What to do:
Among the lines below, count those with "image". Give only the number.

Task data:
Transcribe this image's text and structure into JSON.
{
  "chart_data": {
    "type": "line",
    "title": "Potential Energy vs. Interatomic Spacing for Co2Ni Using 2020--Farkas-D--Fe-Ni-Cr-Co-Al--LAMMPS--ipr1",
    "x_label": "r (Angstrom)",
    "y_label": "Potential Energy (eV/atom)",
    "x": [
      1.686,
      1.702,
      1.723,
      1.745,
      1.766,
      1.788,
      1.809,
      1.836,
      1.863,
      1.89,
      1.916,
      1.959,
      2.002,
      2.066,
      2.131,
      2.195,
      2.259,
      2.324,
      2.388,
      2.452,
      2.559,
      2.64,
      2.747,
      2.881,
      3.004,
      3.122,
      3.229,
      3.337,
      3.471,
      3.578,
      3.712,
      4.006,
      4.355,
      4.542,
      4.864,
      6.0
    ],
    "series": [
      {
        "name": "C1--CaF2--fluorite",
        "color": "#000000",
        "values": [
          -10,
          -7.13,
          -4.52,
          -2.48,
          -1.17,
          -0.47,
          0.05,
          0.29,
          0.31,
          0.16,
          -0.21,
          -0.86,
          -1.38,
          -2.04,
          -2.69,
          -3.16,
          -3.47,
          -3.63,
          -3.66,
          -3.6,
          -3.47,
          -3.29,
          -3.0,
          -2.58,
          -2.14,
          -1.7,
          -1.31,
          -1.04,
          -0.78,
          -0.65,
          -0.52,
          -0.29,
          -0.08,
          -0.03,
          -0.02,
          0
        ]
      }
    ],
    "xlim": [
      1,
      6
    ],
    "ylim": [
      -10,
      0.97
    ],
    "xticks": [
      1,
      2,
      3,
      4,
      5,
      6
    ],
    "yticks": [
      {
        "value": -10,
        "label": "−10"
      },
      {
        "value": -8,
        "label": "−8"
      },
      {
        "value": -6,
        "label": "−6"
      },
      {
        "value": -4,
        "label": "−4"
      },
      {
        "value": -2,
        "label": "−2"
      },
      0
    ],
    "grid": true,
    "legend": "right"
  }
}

==

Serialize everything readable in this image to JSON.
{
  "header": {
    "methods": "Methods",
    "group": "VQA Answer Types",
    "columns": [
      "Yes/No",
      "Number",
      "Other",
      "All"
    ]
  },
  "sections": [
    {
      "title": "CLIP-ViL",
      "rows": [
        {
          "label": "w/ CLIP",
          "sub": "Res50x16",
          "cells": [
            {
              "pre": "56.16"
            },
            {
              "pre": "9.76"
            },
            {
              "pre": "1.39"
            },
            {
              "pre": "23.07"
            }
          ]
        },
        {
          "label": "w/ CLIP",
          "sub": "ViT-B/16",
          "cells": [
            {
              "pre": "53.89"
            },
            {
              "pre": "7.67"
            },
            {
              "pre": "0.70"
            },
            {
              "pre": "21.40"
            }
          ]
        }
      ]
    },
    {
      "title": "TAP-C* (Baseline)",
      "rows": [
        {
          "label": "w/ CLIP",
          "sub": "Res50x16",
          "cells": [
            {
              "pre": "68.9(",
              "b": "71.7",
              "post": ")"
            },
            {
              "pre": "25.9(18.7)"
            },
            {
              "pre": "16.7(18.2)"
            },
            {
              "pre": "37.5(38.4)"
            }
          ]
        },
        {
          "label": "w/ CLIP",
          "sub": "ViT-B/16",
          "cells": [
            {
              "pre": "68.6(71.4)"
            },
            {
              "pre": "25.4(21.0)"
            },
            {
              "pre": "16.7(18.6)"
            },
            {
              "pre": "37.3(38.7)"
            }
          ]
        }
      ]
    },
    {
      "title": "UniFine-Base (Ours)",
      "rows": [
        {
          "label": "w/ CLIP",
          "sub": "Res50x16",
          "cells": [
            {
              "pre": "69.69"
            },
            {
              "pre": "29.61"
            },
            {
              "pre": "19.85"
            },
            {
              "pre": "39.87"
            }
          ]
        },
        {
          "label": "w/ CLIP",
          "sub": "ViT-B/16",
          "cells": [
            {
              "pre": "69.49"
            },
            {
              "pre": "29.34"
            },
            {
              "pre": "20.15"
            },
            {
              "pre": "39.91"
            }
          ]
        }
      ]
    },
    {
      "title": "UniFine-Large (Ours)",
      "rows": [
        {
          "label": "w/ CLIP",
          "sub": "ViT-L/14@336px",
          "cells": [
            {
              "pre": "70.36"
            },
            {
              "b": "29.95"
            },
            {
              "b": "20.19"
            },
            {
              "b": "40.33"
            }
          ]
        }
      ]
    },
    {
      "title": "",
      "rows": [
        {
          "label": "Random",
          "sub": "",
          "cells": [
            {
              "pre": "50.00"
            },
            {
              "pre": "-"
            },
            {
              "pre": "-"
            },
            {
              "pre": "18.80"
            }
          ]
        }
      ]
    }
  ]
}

Answer to this problem:
2